▸ Problem requirements
Transcribe the full listing below exactly.

++++++++

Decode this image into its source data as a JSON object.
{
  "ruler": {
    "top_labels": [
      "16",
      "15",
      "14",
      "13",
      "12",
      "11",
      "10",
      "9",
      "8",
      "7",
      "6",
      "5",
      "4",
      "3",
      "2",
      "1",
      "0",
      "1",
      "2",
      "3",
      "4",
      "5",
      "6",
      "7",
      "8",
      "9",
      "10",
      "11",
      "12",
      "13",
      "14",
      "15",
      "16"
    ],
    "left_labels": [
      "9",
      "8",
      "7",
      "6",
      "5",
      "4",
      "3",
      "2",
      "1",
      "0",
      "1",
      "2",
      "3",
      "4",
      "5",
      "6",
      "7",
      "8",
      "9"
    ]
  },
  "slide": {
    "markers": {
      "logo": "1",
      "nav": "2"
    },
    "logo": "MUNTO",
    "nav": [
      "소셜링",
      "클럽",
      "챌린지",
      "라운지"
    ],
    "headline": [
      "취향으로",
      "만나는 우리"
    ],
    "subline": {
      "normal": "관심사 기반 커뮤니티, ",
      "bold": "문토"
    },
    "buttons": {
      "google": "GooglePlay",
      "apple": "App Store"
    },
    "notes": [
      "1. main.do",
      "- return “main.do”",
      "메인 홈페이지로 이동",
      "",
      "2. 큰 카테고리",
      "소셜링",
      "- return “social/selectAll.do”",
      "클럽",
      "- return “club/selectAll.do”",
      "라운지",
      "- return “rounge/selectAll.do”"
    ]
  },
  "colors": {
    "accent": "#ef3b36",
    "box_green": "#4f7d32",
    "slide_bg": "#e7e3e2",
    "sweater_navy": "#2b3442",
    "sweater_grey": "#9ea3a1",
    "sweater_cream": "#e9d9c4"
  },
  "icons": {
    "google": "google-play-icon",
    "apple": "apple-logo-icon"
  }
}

++++++++

▸ Output
Decode this image into its source data as a JSON object.
{
  "ruler": {
    "top_labels": [
      "16",
      "15",
      "14",
      "13",
      "12",
      "11",
      "10",
      "9",
      "8",
      "7",
      "6",
      "5",
      "4",
      "3",
      "2",
      "1",
      "0",
      "1",
      "2",
      "3",
      "4",
      "5",
      "6",
      "7",
      "8",
      "9",
      "10",
      "11",
      "12",
      "13",
      "14",
      "15",
      "16"
    ],
    "left_labels": [
      "9",
      "8",
      "7",
      "6",
      "5",
      "4",
      "3",
      "2",
      "1",
      "0",
      "1",
      "2",
      "3",
      "4",
      "5",
      "6",
      "7",
      "8",
      "9"
    ]
  },
  "slide": {
    "markers": {
      "logo": "1",
      "nav": "2"
    },
    "logo": "MUNTO",
    "nav": [
      "소셜링",
      "클럽",
      "챌린지",
      "라운지"
    ],
    "headline": [
      "취향으로",
      "만나는 우리"
    ],
    "subline": {
      "normal": "관심사 기반 커뮤니티, ",
      "bold": "문토"
    },
    "buttons": {
      "google": "GooglePlay",
      "apple": "App Store"
    },
    "notes": [
      "1. main.do",
      "- return “main.do”",
      "메인 홈페이지로 이동",
      "",
      "2. 큰 카테고리",
      "소셜링",
      "- return “social/selectAll.do”",
      "클럽",
      "- return “club/selectAll.do”",
      "라운지",
      "- return “rounge/selectAll.do”"
    ]
  },
  "colors": {
    "accent": "#ef3b36",
    "box_green": "#4f7d32",
    "slide_bg": "#e7e3e2",
    "sweater_navy": "#2b3442",
    "sweater_grey": "#9ea3a1",
    "sweater_cream": "#e9d9c4"
  },
  "icons": {
    "google": "google-play-icon",
    "apple": "apple-logo-icon"
  }
}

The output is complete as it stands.